DO THIS.
Go through the entries and say how many lines contain the string "YouTube". The number is the whole answer.

TASK INPUT.
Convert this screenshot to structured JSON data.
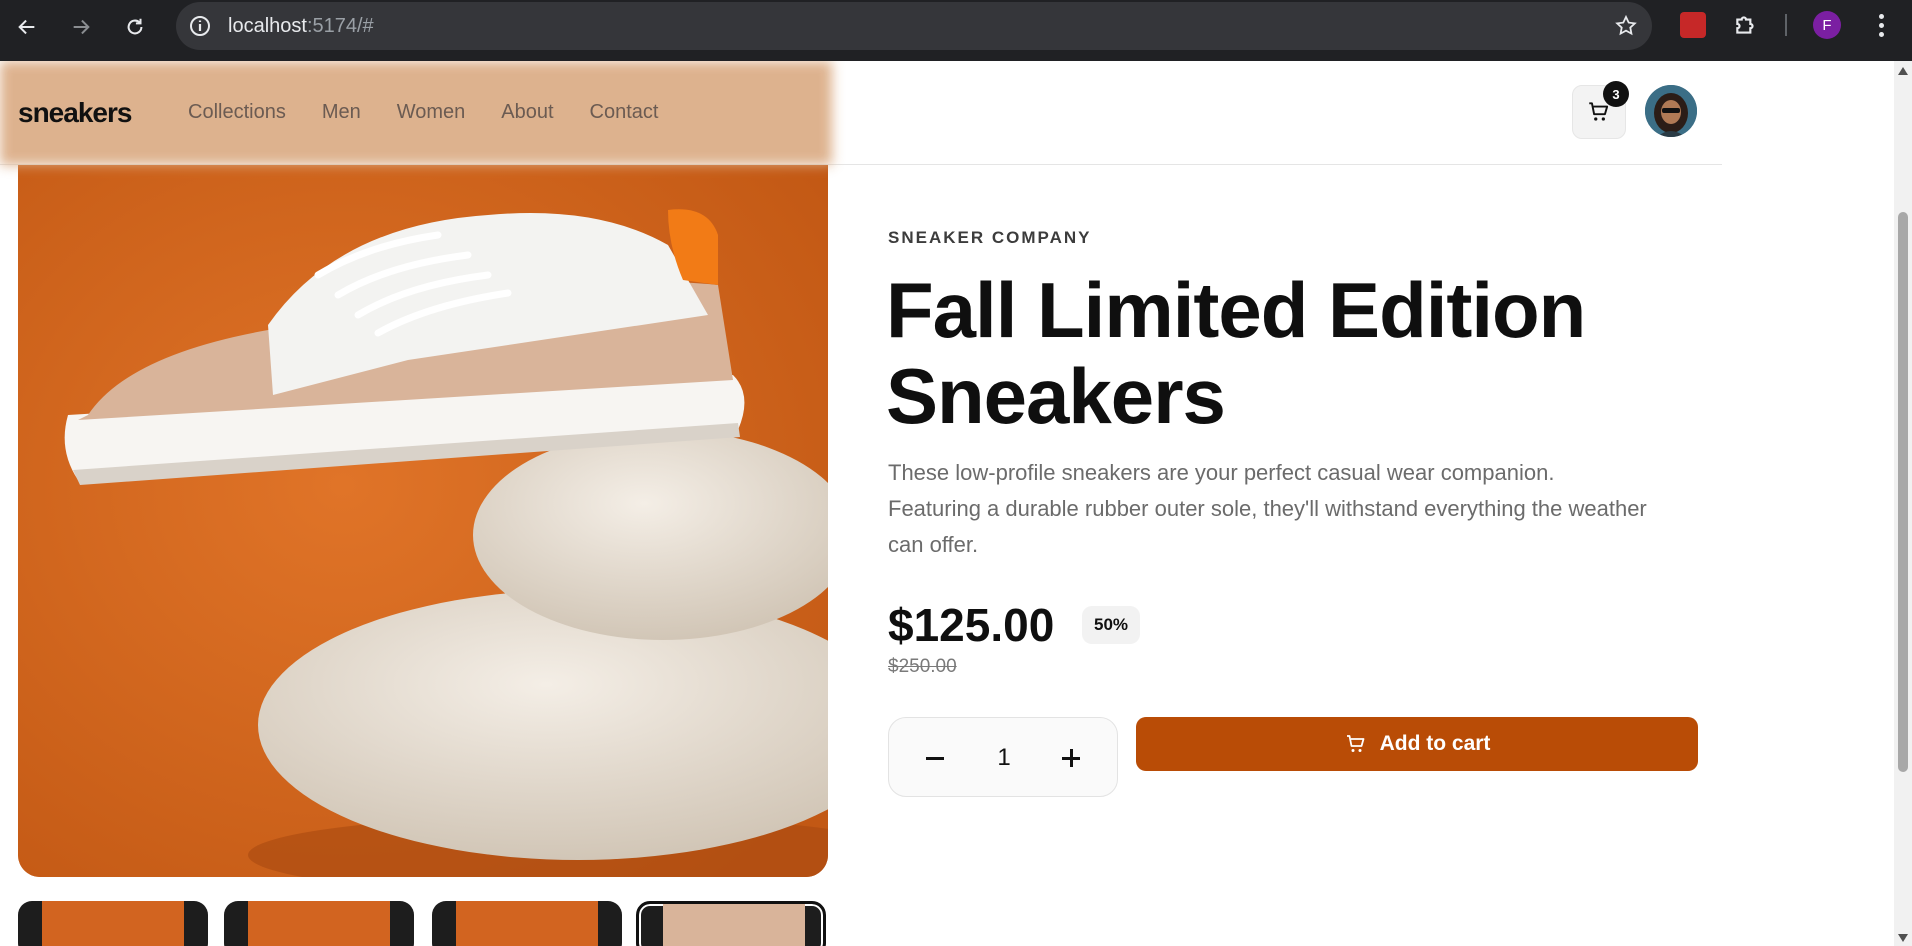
{
  "browser": {
    "url_host": "localhost",
    "url_rest": ":5174/#",
    "profile_initial": "F"
  },
  "header": {
    "logo": "sneakers",
    "nav": [
      "Collections",
      "Men",
      "Women",
      "About",
      "Contact"
    ],
    "cart_count": "3"
  },
  "product": {
    "company": "SNEAKER COMPANY",
    "title": "Fall Limited Edition Sneakers",
    "description": "These low-profile sneakers are your perfect casual wear companion. Featuring a durable rubber outer sole, they'll withstand everything the weather can offer.",
    "price": "$125.00",
    "discount": "50%",
    "old_price": "$250.00",
    "quantity": "1",
    "add_to_cart_label": "Add to cart"
  },
  "colors": {
    "accent": "#b94c06",
    "hero_background": "#d26420"
  }
}
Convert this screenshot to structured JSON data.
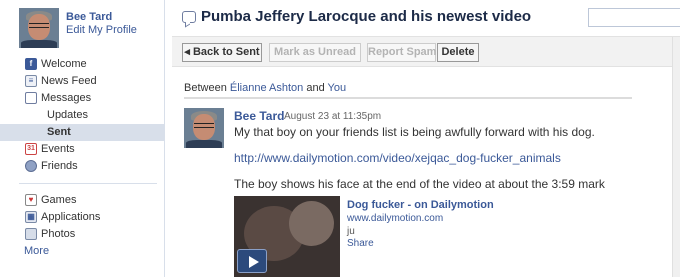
{
  "profile": {
    "name": "Bee Tard",
    "edit_label": "Edit My Profile"
  },
  "sidebar": {
    "items": [
      {
        "label": "Welcome",
        "icon": "facebook-icon"
      },
      {
        "label": "News Feed",
        "icon": "news-feed-icon"
      },
      {
        "label": "Messages",
        "icon": "messages-icon"
      },
      {
        "label": "Updates",
        "icon": ""
      },
      {
        "label": "Sent",
        "icon": "",
        "selected": true
      },
      {
        "label": "Events",
        "icon": "calendar-icon"
      },
      {
        "label": "Friends",
        "icon": "friends-icon"
      }
    ],
    "apps": [
      {
        "label": "Games",
        "icon": "games-icon"
      },
      {
        "label": "Applications",
        "icon": "applications-icon"
      },
      {
        "label": "Photos",
        "icon": "photos-icon"
      }
    ],
    "more_label": "More",
    "calendar_glyph": "31"
  },
  "header": {
    "title": "Pumba Jeffery Larocque and his newest video",
    "search_value": ""
  },
  "toolbar": {
    "back_label": "◂ Back to Sent",
    "mark_unread_label": "Mark as Unread",
    "report_spam_label": "Report Spam",
    "delete_label": "Delete"
  },
  "thread": {
    "between_prefix": "Between",
    "participant_1": "Élianne Ashton",
    "and_word": "and",
    "participant_2": "You"
  },
  "message": {
    "sender": "Bee Tard",
    "timestamp": "August 23 at 11:35pm",
    "line1": "My that boy on your friends list is being awfully forward with his dog.",
    "link": "http://www.dailymotion.com/video/xejqac_dog-fucker_animals",
    "line3": "The boy shows his face at the end of the video at about the 3:59 mark"
  },
  "attachment": {
    "title": "Dog fucker - on Dailymotion",
    "domain": "www.dailymotion.com",
    "description": "ju",
    "share_label": "Share"
  },
  "colors": {
    "link": "#3b5998",
    "selected_bg": "#d8dfea",
    "toolbar_bg": "#f2f2f2"
  }
}
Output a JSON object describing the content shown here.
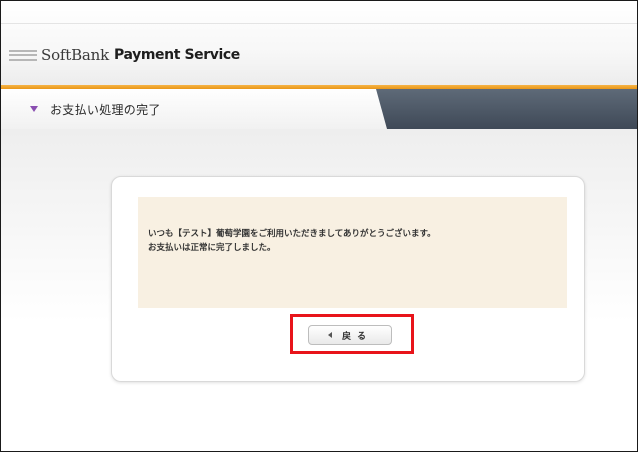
{
  "header": {
    "logo_softbank": "SoftBank",
    "logo_payment_service": "Payment Service"
  },
  "nav": {
    "title": "お支払い処理の完了"
  },
  "message": {
    "line1": "いつも【テスト】葡萄学園をご利用いただきましてありがとうございます。",
    "line2": "お支払いは正常に完了しました。"
  },
  "buttons": {
    "back_label": "戻る"
  },
  "colors": {
    "accent_orange": "#e99617",
    "nav_marker_purple": "#8a4fb1",
    "message_background": "#f8f0e2",
    "highlight_red": "#e8141a"
  },
  "icons": {
    "logo": "softbank-stripes-icon",
    "nav_marker": "triangle-down-icon",
    "back": "triangle-left-icon"
  }
}
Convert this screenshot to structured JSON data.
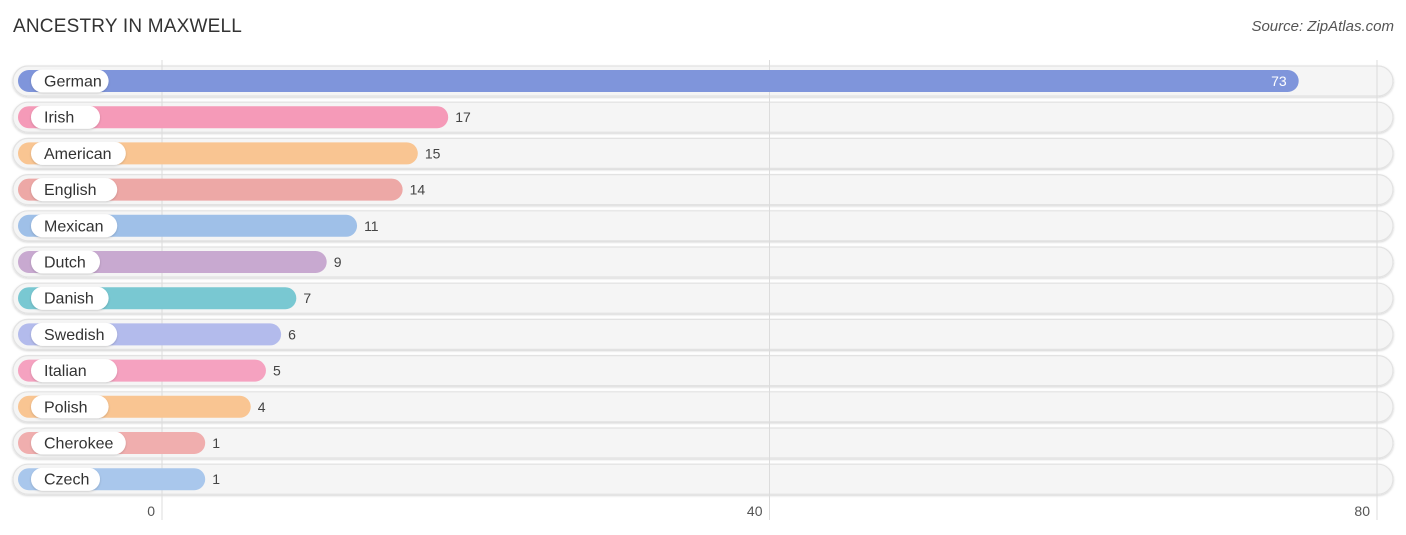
{
  "header": {
    "title": "ANCESTRY IN MAXWELL",
    "source": "Source: ZipAtlas.com"
  },
  "chart_data": {
    "type": "bar",
    "orientation": "horizontal",
    "title": "ANCESTRY IN MAXWELL",
    "source": "Source: ZipAtlas.com",
    "xlabel": "",
    "ylabel": "",
    "xlim": [
      0,
      80
    ],
    "xticks": [
      0,
      40,
      80
    ],
    "grid": true,
    "categories": [
      "German",
      "Irish",
      "American",
      "English",
      "Mexican",
      "Dutch",
      "Danish",
      "Swedish",
      "Italian",
      "Polish",
      "Cherokee",
      "Czech"
    ],
    "values": [
      73,
      17,
      15,
      14,
      11,
      9,
      7,
      6,
      5,
      4,
      1,
      1
    ],
    "colors": [
      "#7f95db",
      "#f59ab8",
      "#f9c592",
      "#eda8a6",
      "#9fc0e8",
      "#c8a9d0",
      "#79c8d2",
      "#b3bbec",
      "#f5a2c0",
      "#f9c592",
      "#f0aeae",
      "#a9c7ec"
    ]
  }
}
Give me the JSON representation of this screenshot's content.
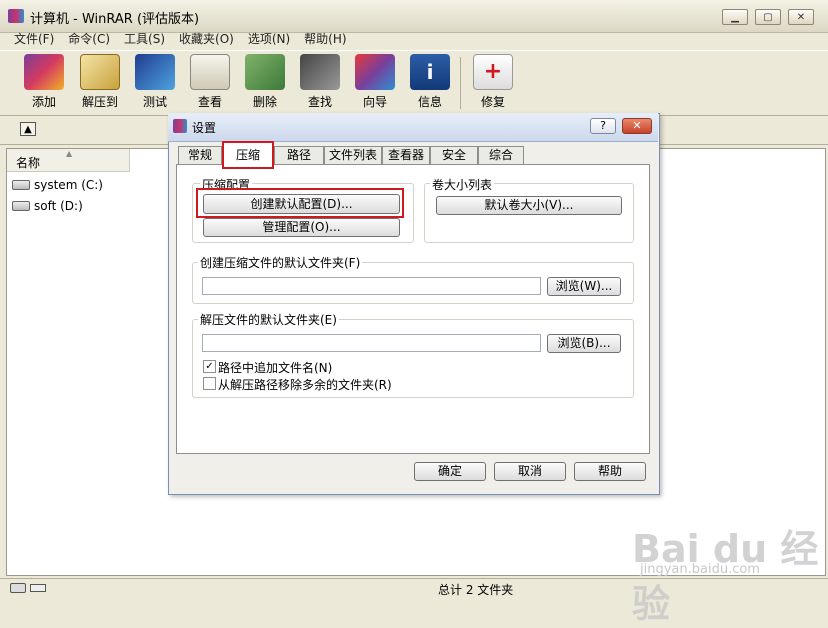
{
  "window": {
    "title": "计算机 - WinRAR (评估版本)"
  },
  "menubar": {
    "items": [
      "文件(F)",
      "命令(C)",
      "工具(S)",
      "收藏夹(O)",
      "选项(N)",
      "帮助(H)"
    ]
  },
  "toolbar": {
    "buttons": [
      {
        "label": "添加",
        "icon": "add-archive-icon"
      },
      {
        "label": "解压到",
        "icon": "extract-icon"
      },
      {
        "label": "测试",
        "icon": "test-icon"
      },
      {
        "label": "查看",
        "icon": "view-icon"
      },
      {
        "label": "删除",
        "icon": "delete-icon"
      },
      {
        "label": "查找",
        "icon": "find-icon"
      },
      {
        "label": "向导",
        "icon": "wizard-icon"
      },
      {
        "label": "信息",
        "icon": "info-icon"
      },
      {
        "label": "修复",
        "icon": "repair-icon"
      }
    ]
  },
  "filelist": {
    "column_name": "名称",
    "drives": [
      "system (C:)",
      "soft (D:)"
    ]
  },
  "statusbar": {
    "text": "总计 2 文件夹"
  },
  "dialog": {
    "title": "设置",
    "tabs": [
      "常规",
      "压缩",
      "路径",
      "文件列表",
      "查看器",
      "安全",
      "综合"
    ],
    "active_tab": "压缩",
    "compression_group": {
      "title": "压缩配置",
      "create_default_btn": "创建默认配置(D)...",
      "manage_btn": "管理配置(O)..."
    },
    "volume_group": {
      "title": "卷大小列表",
      "default_volume_btn": "默认卷大小(V)..."
    },
    "archive_folder": {
      "label": "创建压缩文件的默认文件夹(F)",
      "value": "",
      "browse_btn": "浏览(W)..."
    },
    "extract_folder": {
      "label": "解压文件的默认文件夹(E)",
      "value": "",
      "browse_btn": "浏览(B)...",
      "append_name": {
        "label": "路径中追加文件名(N)",
        "checked": true
      },
      "remove_redundant": {
        "label": "从解压路径移除多余的文件夹(R)",
        "checked": false
      }
    },
    "buttons": {
      "ok": "确定",
      "cancel": "取消",
      "help": "帮助"
    }
  },
  "watermark": {
    "brand": "Bai du 经验",
    "url": "jingyan.baidu.com"
  },
  "colors": {
    "highlight": "#d0181f",
    "dialog_title": "#ccd8ec"
  }
}
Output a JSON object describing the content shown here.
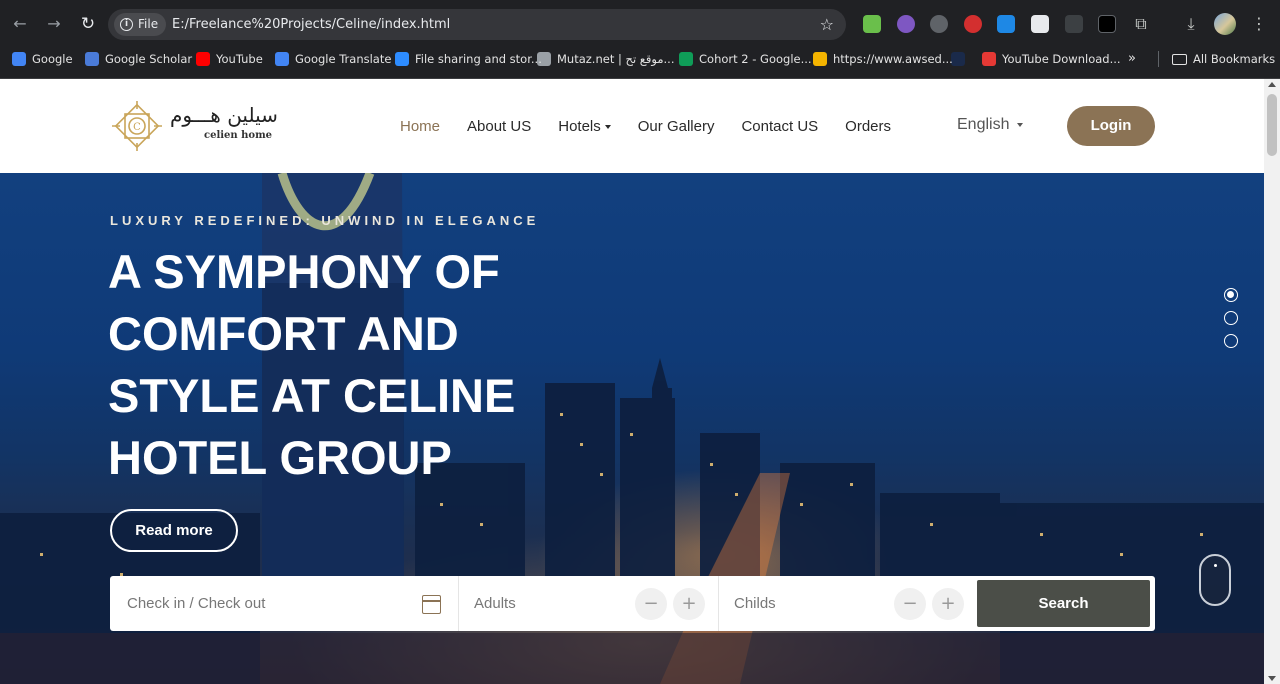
{
  "browser": {
    "site_chip": "File",
    "url": "E:/Freelance%20Projects/Celine/index.html",
    "bookmarks": [
      {
        "label": "Google",
        "color": "#4285f4"
      },
      {
        "label": "Google Scholar",
        "color": "#4a7bd8"
      },
      {
        "label": "YouTube",
        "color": "#ff0000"
      },
      {
        "label": "Google Translate",
        "color": "#4285f4"
      },
      {
        "label": "File sharing and stor...",
        "color": "#2d8cff"
      },
      {
        "label": "Mutaz.net | موقع تح...",
        "color": "#9aa0a6"
      },
      {
        "label": "Cohort 2 - Google...",
        "color": "#0f9d58"
      },
      {
        "label": "https://www.awsed...",
        "color": "#f4b400"
      },
      {
        "label": "",
        "color": "#1a2a4a"
      },
      {
        "label": "YouTube Download...",
        "color": "#e53935"
      }
    ],
    "more_label": "»",
    "all_bookmarks": "All Bookmarks"
  },
  "site": {
    "logo_ar": "سيلين هـــوم",
    "logo_en": "celien home",
    "menu": [
      {
        "label": "Home",
        "active": true
      },
      {
        "label": "About US"
      },
      {
        "label": "Hotels",
        "dropdown": true
      },
      {
        "label": "Our Gallery"
      },
      {
        "label": "Contact US"
      },
      {
        "label": "Orders"
      }
    ],
    "language": "English",
    "login_label": "Login",
    "accent": "#8b7355"
  },
  "hero": {
    "eyebrow": "LUXURY REDEFINED: UNWIND IN ELEGANCE",
    "headline": "A SYMPHONY OF COMFORT AND STYLE AT CELINE HOTEL GROUP",
    "read_more": "Read more"
  },
  "booking": {
    "dates_placeholder": "Check in / Check out",
    "adults_label": "Adults",
    "childs_label": "Childs",
    "minus": "−",
    "plus": "+",
    "search_label": "Search"
  }
}
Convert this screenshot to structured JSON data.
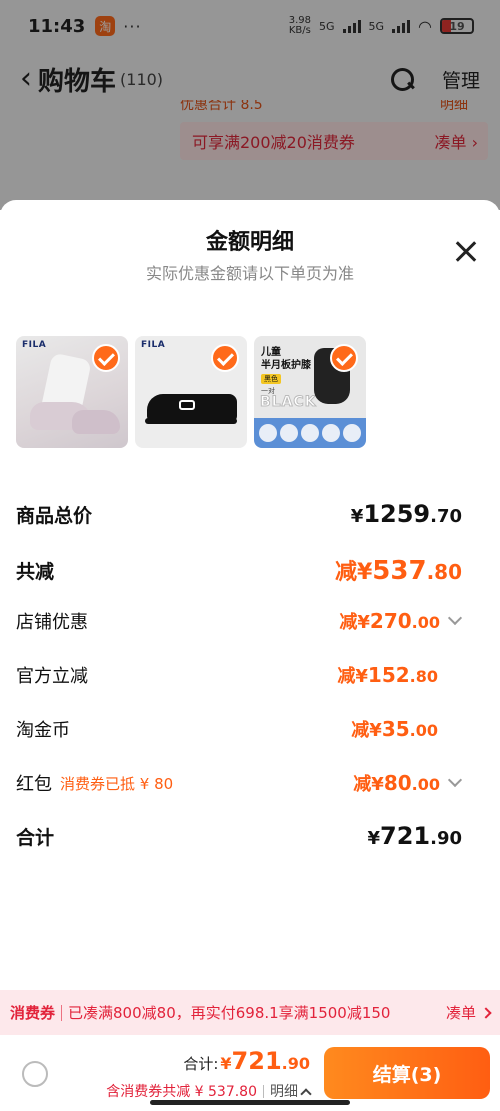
{
  "status_bar": {
    "time": "11:43",
    "app_badge": "淘",
    "dots": "···",
    "net_speed_value": "3.98",
    "net_speed_unit": "KB/s",
    "network_1": "5G",
    "network_2": "5G",
    "battery": "19"
  },
  "cart_header": {
    "back": "‹",
    "title": "购物车",
    "count": "(110)",
    "manage": "管理"
  },
  "underlay": {
    "cut_text_left": "优惠合计 8.5",
    "cut_text_right": "明细",
    "coupon_text": "可享满200减20消费券",
    "coupon_action": "凑单 ›"
  },
  "sheet": {
    "title": "金额明细",
    "subtitle": "实际优惠金额请以下单页为准",
    "items": [
      {
        "brand": "FILA"
      },
      {
        "brand": "FILA"
      },
      {
        "title_line1": "儿童",
        "title_line2": "半月板护膝",
        "tag": "黑色",
        "pair": "一对",
        "word": "BLACK"
      }
    ]
  },
  "details": {
    "subtotal": {
      "label": "商品总价",
      "sym": "¥",
      "int": "1259",
      "dec": ".70"
    },
    "total_discount": {
      "label": "共减",
      "sym": "减¥",
      "int": "537",
      "dec": ".80"
    },
    "store": {
      "label": "店铺优惠",
      "sym": "减¥",
      "int": "270",
      "dec": ".00"
    },
    "official": {
      "label": "官方立减",
      "sym": "减¥",
      "int": "152",
      "dec": ".80"
    },
    "coins": {
      "label": "淘金币",
      "sym": "减¥",
      "int": "35",
      "dec": ".00"
    },
    "redpacket": {
      "label": "红包",
      "note": "消费券已抵 ¥ 80",
      "sym": "减¥",
      "int": "80",
      "dec": ".00"
    },
    "total": {
      "label": "合计",
      "sym": "¥",
      "int": "721",
      "dec": ".90"
    }
  },
  "promo": {
    "label": "消费券",
    "text": "已凑满800减80，再实付698.1享满1500减150",
    "action": "凑单"
  },
  "checkout": {
    "total_label": "合计:",
    "sym": "¥",
    "int": "721",
    "dec": ".90",
    "discount_text": "含消费券共减 ¥ 537.80",
    "detail_link": "明细",
    "button": "结算(3)"
  },
  "colors": {
    "accent": "#ff5e12",
    "promo_red": "#e2233b",
    "button_gradient_start": "#ff8a1e"
  }
}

ANSWER TO THIS EXERCISE.
2